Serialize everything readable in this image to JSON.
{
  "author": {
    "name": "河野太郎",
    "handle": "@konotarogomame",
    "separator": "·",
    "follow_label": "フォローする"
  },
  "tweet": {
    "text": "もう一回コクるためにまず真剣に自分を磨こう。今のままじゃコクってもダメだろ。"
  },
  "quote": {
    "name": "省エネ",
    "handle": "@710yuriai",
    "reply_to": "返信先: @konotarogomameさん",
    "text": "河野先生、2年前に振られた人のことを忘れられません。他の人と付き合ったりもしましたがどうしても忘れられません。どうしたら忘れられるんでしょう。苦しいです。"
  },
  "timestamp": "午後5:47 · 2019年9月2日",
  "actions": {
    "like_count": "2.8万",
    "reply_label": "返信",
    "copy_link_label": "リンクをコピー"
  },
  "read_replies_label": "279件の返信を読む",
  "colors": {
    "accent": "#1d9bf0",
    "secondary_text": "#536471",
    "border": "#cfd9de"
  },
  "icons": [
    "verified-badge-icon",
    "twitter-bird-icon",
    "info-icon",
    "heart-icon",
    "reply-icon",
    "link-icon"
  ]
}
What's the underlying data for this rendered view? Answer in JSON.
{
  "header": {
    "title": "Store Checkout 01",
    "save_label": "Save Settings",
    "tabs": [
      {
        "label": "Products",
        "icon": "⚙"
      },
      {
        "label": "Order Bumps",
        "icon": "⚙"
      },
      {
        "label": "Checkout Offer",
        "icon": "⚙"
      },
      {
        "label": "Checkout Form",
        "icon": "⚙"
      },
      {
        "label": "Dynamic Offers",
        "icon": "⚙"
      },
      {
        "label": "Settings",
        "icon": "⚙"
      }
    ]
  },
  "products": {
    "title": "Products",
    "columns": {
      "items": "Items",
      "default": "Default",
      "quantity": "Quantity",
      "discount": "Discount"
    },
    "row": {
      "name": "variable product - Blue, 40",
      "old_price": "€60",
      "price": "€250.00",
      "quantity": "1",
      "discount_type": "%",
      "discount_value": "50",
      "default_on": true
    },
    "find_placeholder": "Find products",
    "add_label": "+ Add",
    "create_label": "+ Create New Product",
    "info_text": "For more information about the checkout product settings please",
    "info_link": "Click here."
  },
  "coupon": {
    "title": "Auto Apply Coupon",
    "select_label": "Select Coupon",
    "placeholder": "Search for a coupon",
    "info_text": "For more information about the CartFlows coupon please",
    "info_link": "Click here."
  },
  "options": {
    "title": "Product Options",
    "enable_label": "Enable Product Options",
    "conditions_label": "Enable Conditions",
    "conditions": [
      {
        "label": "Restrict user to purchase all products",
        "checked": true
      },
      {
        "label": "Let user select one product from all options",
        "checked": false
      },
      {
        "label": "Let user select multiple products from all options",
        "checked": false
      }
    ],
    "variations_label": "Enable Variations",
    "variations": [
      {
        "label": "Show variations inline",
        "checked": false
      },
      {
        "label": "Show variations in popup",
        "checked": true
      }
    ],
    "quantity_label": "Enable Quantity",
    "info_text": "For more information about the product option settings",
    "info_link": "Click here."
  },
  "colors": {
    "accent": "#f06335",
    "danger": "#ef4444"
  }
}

* **EXERCISE REQUIREMENTS**
Take the entries above and transcribe them in full.

* **CORRECT RESPONSE**
Serialize everything readable in this image to JSON.
{
  "author": {
    "name": "河野太郎",
    "handle": "@konotarogomame",
    "separator": "·",
    "follow_label": "フォローする"
  },
  "tweet": {
    "text": "もう一回コクるためにまず真剣に自分を磨こう。今のままじゃコクってもダメだろ。"
  },
  "quote": {
    "name": "省エネ",
    "handle": "@710yuriai",
    "reply_to": "返信先: @konotarogomameさん",
    "text": "河野先生、2年前に振られた人のことを忘れられません。他の人と付き合ったりもしましたがどうしても忘れられません。どうしたら忘れられるんでしょう。苦しいです。"
  },
  "timestamp": "午後5:47 · 2019年9月2日",
  "actions": {
    "like_count": "2.8万",
    "reply_label": "返信",
    "copy_link_label": "リンクをコピー"
  },
  "read_replies_label": "279件の返信を読む",
  "colors": {
    "accent": "#1d9bf0",
    "secondary_text": "#536471",
    "border": "#cfd9de"
  },
  "icons": [
    "verified-badge-icon",
    "twitter-bird-icon",
    "info-icon",
    "heart-icon",
    "reply-icon",
    "link-icon"
  ]
}
What's the underlying data for this rendered view? Answer in JSON.
{
  "header": {
    "title": "Store Checkout 01",
    "save_label": "Save Settings",
    "tabs": [
      {
        "label": "Products",
        "icon": "⚙"
      },
      {
        "label": "Order Bumps",
        "icon": "⚙"
      },
      {
        "label": "Checkout Offer",
        "icon": "⚙"
      },
      {
        "label": "Checkout Form",
        "icon": "⚙"
      },
      {
        "label": "Dynamic Offers",
        "icon": "⚙"
      },
      {
        "label": "Settings",
        "icon": "⚙"
      }
    ]
  },
  "products": {
    "title": "Products",
    "columns": {
      "items": "Items",
      "default": "Default",
      "quantity": "Quantity",
      "discount": "Discount"
    },
    "row": {
      "name": "variable product - Blue, 40",
      "old_price": "€60",
      "price": "€250.00",
      "quantity": "1",
      "discount_type": "%",
      "discount_value": "50",
      "default_on": true
    },
    "find_placeholder": "Find products",
    "add_label": "+ Add",
    "create_label": "+ Create New Product",
    "info_text": "For more information about the checkout product settings please",
    "info_link": "Click here."
  },
  "coupon": {
    "title": "Auto Apply Coupon",
    "select_label": "Select Coupon",
    "placeholder": "Search for a coupon",
    "info_text": "For more information about the CartFlows coupon please",
    "info_link": "Click here."
  },
  "options": {
    "title": "Product Options",
    "enable_label": "Enable Product Options",
    "conditions_label": "Enable Conditions",
    "conditions": [
      {
        "label": "Restrict user to purchase all products",
        "checked": true
      },
      {
        "label": "Let user select one product from all options",
        "checked": false
      },
      {
        "label": "Let user select multiple products from all options",
        "checked": false
      }
    ],
    "variations_label": "Enable Variations",
    "variations": [
      {
        "label": "Show variations inline",
        "checked": false
      },
      {
        "label": "Show variations in popup",
        "checked": true
      }
    ],
    "quantity_label": "Enable Quantity",
    "info_text": "For more information about the product option settings",
    "info_link": "Click here."
  },
  "colors": {
    "accent": "#f06335",
    "danger": "#ef4444"
  }
}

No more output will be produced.